**EXERCISE BRIEF**
Every record below is to be retyped exactly.

[Stored data]
'''

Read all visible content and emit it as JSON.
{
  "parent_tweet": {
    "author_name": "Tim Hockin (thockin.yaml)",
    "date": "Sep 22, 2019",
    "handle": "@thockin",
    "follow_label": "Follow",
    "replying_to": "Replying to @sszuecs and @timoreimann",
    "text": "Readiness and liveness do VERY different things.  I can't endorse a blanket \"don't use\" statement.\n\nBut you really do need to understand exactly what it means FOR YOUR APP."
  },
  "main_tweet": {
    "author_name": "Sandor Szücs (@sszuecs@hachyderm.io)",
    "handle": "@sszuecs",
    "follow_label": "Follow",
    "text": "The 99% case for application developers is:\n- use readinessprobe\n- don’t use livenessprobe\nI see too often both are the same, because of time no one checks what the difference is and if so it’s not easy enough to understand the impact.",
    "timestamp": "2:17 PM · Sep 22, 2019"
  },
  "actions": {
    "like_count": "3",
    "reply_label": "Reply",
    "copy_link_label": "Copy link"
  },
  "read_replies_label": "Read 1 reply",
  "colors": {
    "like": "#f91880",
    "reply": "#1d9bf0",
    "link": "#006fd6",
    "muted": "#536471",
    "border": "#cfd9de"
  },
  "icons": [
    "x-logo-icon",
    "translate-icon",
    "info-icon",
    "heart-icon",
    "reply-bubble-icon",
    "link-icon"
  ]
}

'''

**ANSWER FOR THIS EXERCISE**
Read all visible content and emit it as JSON.
{
  "parent_tweet": {
    "author_name": "Tim Hockin (thockin.yaml)",
    "date": "Sep 22, 2019",
    "handle": "@thockin",
    "follow_label": "Follow",
    "replying_to": "Replying to @sszuecs and @timoreimann",
    "text": "Readiness and liveness do VERY different things.  I can't endorse a blanket \"don't use\" statement.\n\nBut you really do need to understand exactly what it means FOR YOUR APP."
  },
  "main_tweet": {
    "author_name": "Sandor Szücs (@sszuecs@hachyderm.io)",
    "handle": "@sszuecs",
    "follow_label": "Follow",
    "text": "The 99% case for application developers is:\n- use readinessprobe\n- don’t use livenessprobe\nI see too often both are the same, because of time no one checks what the difference is and if so it’s not easy enough to understand the impact.",
    "timestamp": "2:17 PM · Sep 22, 2019"
  },
  "actions": {
    "like_count": "3",
    "reply_label": "Reply",
    "copy_link_label": "Copy link"
  },
  "read_replies_label": "Read 1 reply",
  "colors": {
    "like": "#f91880",
    "reply": "#1d9bf0",
    "link": "#006fd6",
    "muted": "#536471",
    "border": "#cfd9de"
  },
  "icons": [
    "x-logo-icon",
    "translate-icon",
    "info-icon",
    "heart-icon",
    "reply-bubble-icon",
    "link-icon"
  ]
}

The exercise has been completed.